* **To do**: Below are some records; reproduce every one of them exactly.

## start Stored rows

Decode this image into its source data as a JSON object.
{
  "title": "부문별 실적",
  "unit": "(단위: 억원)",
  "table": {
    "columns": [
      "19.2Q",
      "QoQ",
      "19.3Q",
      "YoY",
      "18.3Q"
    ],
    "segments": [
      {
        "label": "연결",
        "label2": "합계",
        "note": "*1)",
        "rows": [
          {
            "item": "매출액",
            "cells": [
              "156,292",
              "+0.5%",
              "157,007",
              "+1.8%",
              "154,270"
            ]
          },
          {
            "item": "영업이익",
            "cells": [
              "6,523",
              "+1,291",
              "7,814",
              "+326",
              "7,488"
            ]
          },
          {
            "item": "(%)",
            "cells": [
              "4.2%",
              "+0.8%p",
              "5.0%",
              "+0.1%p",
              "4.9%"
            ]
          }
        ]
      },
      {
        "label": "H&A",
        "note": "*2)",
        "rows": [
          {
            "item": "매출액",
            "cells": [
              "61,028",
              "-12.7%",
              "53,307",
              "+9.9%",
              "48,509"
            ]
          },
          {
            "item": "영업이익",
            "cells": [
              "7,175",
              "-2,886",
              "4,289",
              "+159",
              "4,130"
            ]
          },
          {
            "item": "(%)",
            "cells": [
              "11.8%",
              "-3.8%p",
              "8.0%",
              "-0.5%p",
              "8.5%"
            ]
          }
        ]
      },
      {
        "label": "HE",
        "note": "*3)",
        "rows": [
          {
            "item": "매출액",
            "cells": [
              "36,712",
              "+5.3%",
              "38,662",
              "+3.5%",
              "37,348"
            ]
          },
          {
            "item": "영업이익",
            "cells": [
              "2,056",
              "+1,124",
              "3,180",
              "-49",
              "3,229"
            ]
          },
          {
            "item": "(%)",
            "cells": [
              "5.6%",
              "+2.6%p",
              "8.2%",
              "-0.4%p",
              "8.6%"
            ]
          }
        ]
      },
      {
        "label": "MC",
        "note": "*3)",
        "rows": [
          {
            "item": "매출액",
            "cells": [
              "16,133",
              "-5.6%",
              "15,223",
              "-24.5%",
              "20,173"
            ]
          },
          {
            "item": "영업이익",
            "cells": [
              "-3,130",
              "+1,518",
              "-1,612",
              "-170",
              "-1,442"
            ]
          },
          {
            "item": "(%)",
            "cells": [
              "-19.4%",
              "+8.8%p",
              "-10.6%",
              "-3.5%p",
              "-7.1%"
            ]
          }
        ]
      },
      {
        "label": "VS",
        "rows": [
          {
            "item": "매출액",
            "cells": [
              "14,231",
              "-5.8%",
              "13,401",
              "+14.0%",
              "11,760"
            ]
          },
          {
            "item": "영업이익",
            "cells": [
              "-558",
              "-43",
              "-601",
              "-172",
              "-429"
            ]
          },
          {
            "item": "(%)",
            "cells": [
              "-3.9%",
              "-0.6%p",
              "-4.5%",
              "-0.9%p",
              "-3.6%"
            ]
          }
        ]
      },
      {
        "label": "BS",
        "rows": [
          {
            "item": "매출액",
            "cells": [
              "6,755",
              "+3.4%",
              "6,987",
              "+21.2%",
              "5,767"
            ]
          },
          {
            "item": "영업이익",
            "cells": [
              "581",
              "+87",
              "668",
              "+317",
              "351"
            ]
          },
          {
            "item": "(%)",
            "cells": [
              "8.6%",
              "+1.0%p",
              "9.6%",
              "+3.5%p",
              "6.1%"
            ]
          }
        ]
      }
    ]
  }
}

## end Stored rows

* **Exercise solution**:
Decode this image into its source data as a JSON object.
{
  "title": "부문별 실적",
  "unit": "(단위: 억원)",
  "table": {
    "columns": [
      "19.2Q",
      "QoQ",
      "19.3Q",
      "YoY",
      "18.3Q"
    ],
    "segments": [
      {
        "label": "연결",
        "label2": "합계",
        "note": "*1)",
        "rows": [
          {
            "item": "매출액",
            "cells": [
              "156,292",
              "+0.5%",
              "157,007",
              "+1.8%",
              "154,270"
            ]
          },
          {
            "item": "영업이익",
            "cells": [
              "6,523",
              "+1,291",
              "7,814",
              "+326",
              "7,488"
            ]
          },
          {
            "item": "(%)",
            "cells": [
              "4.2%",
              "+0.8%p",
              "5.0%",
              "+0.1%p",
              "4.9%"
            ]
          }
        ]
      },
      {
        "label": "H&A",
        "note": "*2)",
        "rows": [
          {
            "item": "매출액",
            "cells": [
              "61,028",
              "-12.7%",
              "53,307",
              "+9.9%",
              "48,509"
            ]
          },
          {
            "item": "영업이익",
            "cells": [
              "7,175",
              "-2,886",
              "4,289",
              "+159",
              "4,130"
            ]
          },
          {
            "item": "(%)",
            "cells": [
              "11.8%",
              "-3.8%p",
              "8.0%",
              "-0.5%p",
              "8.5%"
            ]
          }
        ]
      },
      {
        "label": "HE",
        "note": "*3)",
        "rows": [
          {
            "item": "매출액",
            "cells": [
              "36,712",
              "+5.3%",
              "38,662",
              "+3.5%",
              "37,348"
            ]
          },
          {
            "item": "영업이익",
            "cells": [
              "2,056",
              "+1,124",
              "3,180",
              "-49",
              "3,229"
            ]
          },
          {
            "item": "(%)",
            "cells": [
              "5.6%",
              "+2.6%p",
              "8.2%",
              "-0.4%p",
              "8.6%"
            ]
          }
        ]
      },
      {
        "label": "MC",
        "note": "*3)",
        "rows": [
          {
            "item": "매출액",
            "cells": [
              "16,133",
              "-5.6%",
              "15,223",
              "-24.5%",
              "20,173"
            ]
          },
          {
            "item": "영업이익",
            "cells": [
              "-3,130",
              "+1,518",
              "-1,612",
              "-170",
              "-1,442"
            ]
          },
          {
            "item": "(%)",
            "cells": [
              "-19.4%",
              "+8.8%p",
              "-10.6%",
              "-3.5%p",
              "-7.1%"
            ]
          }
        ]
      },
      {
        "label": "VS",
        "rows": [
          {
            "item": "매출액",
            "cells": [
              "14,231",
              "-5.8%",
              "13,401",
              "+14.0%",
              "11,760"
            ]
          },
          {
            "item": "영업이익",
            "cells": [
              "-558",
              "-43",
              "-601",
              "-172",
              "-429"
            ]
          },
          {
            "item": "(%)",
            "cells": [
              "-3.9%",
              "-0.6%p",
              "-4.5%",
              "-0.9%p",
              "-3.6%"
            ]
          }
        ]
      },
      {
        "label": "BS",
        "rows": [
          {
            "item": "매출액",
            "cells": [
              "6,755",
              "+3.4%",
              "6,987",
              "+21.2%",
              "5,767"
            ]
          },
          {
            "item": "영업이익",
            "cells": [
              "581",
              "+87",
              "668",
              "+317",
              "351"
            ]
          },
          {
            "item": "(%)",
            "cells": [
              "8.6%",
              "+1.0%p",
              "9.6%",
              "+3.5%p",
              "6.1%"
            ]
          }
        ]
      }
    ]
  }
}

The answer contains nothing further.